::: Given entries :::

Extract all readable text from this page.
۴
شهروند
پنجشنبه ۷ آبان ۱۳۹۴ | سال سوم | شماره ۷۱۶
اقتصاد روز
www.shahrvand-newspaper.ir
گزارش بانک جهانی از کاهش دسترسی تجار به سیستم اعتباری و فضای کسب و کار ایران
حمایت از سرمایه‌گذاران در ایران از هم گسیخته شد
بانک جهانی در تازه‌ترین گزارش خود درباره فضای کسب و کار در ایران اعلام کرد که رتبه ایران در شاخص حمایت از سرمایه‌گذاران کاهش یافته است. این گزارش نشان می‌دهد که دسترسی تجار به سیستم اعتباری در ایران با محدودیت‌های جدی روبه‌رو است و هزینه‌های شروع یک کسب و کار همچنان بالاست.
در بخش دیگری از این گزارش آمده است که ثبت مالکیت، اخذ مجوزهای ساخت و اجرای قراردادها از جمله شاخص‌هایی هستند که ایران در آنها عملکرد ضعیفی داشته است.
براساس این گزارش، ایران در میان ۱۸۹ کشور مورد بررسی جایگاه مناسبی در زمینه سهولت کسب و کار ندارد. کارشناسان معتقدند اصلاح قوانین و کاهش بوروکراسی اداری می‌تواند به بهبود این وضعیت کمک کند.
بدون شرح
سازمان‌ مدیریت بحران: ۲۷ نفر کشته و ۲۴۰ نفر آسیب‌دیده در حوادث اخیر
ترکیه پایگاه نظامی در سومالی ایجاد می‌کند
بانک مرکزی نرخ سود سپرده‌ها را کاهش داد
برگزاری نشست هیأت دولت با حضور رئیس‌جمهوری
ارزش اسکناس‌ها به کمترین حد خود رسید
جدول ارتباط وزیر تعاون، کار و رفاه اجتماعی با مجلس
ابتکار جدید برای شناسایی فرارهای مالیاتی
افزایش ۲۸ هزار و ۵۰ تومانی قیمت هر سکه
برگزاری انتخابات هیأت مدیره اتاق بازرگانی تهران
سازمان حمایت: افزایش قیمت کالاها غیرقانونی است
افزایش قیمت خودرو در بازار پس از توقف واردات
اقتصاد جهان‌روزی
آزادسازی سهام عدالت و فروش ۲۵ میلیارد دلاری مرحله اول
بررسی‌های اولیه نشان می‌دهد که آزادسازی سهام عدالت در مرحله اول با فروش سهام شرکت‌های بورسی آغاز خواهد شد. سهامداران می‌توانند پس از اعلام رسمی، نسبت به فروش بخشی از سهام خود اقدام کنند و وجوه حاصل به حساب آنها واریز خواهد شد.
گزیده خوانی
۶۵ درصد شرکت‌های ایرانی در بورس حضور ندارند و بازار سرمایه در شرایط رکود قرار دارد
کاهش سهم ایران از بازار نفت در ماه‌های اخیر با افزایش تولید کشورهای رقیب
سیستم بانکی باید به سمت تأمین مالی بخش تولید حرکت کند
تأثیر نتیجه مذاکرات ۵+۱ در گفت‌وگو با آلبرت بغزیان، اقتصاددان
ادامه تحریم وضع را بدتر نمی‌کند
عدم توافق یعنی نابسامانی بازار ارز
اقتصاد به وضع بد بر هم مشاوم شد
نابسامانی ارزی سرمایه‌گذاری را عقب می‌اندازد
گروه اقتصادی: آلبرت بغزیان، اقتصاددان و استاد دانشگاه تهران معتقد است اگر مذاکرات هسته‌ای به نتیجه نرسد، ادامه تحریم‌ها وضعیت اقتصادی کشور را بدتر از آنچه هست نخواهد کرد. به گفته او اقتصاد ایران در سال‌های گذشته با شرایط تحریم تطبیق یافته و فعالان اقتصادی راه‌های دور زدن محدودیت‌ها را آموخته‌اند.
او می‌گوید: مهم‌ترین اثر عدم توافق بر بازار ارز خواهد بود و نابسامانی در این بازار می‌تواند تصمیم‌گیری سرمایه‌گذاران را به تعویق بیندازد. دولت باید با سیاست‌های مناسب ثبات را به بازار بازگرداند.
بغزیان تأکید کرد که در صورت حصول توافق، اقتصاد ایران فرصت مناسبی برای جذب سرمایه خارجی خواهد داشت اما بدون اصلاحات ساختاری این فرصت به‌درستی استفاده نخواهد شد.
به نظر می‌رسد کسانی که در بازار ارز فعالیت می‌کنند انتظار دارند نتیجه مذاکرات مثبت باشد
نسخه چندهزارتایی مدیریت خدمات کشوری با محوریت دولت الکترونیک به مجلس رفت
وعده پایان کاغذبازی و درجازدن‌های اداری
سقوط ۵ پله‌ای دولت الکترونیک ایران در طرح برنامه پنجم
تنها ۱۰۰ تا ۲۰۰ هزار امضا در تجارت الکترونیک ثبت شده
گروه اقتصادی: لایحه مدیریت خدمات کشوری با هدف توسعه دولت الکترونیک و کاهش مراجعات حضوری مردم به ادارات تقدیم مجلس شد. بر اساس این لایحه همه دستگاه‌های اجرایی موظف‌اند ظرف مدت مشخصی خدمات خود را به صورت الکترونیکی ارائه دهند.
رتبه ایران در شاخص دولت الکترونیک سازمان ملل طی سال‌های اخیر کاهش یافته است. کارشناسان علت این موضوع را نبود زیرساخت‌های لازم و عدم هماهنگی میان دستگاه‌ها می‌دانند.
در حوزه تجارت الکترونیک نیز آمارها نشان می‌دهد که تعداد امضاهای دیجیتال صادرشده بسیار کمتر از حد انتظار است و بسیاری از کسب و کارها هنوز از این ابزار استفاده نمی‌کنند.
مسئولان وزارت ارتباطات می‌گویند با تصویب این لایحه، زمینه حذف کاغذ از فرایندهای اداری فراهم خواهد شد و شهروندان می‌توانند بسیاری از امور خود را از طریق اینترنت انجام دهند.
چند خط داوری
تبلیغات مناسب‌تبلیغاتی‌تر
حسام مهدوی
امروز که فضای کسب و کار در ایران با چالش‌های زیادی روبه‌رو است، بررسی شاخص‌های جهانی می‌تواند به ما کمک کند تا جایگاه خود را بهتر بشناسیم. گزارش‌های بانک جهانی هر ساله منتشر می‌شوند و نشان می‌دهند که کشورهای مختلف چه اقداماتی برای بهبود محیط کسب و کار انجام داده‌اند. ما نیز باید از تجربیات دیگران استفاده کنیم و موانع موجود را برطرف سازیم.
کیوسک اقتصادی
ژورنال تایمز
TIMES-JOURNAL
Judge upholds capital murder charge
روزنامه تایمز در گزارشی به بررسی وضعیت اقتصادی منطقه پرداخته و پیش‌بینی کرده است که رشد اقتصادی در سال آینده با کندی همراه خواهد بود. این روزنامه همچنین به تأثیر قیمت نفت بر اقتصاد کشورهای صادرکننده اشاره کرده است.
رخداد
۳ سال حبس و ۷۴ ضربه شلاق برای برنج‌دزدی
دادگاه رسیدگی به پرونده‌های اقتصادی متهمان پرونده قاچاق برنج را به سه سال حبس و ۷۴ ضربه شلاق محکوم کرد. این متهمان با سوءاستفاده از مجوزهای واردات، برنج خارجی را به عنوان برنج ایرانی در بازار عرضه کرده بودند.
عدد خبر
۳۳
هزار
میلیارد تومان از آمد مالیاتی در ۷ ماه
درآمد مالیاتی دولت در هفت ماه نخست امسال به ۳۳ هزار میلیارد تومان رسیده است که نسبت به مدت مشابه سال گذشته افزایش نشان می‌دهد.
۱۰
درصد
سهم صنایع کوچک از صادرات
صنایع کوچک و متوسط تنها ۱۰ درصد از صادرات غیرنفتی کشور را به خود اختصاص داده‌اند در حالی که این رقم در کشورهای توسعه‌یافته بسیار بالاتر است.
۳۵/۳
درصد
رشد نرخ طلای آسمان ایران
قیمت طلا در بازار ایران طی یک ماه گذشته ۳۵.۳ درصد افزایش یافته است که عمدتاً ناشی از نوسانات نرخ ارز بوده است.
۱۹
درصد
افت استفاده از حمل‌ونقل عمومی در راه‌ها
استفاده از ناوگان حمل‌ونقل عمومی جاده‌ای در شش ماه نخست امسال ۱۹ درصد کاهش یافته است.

:::

**Your goal**:
Filter the entries down to the lines containing "امسال". Copy each of those lines.

**Solution**:
درآمد مالیاتی دولت در هفت ماه نخست امسال به ۳۳ هزار میلیارد تومان رسیده است که نسبت به مدت مشابه سال گذشته افزایش نشان می‌دهد.
استفاده از ناوگان حمل‌ونقل عمومی جاده‌ای در شش ماه نخست امسال ۱۹ درصد کاهش یافته است.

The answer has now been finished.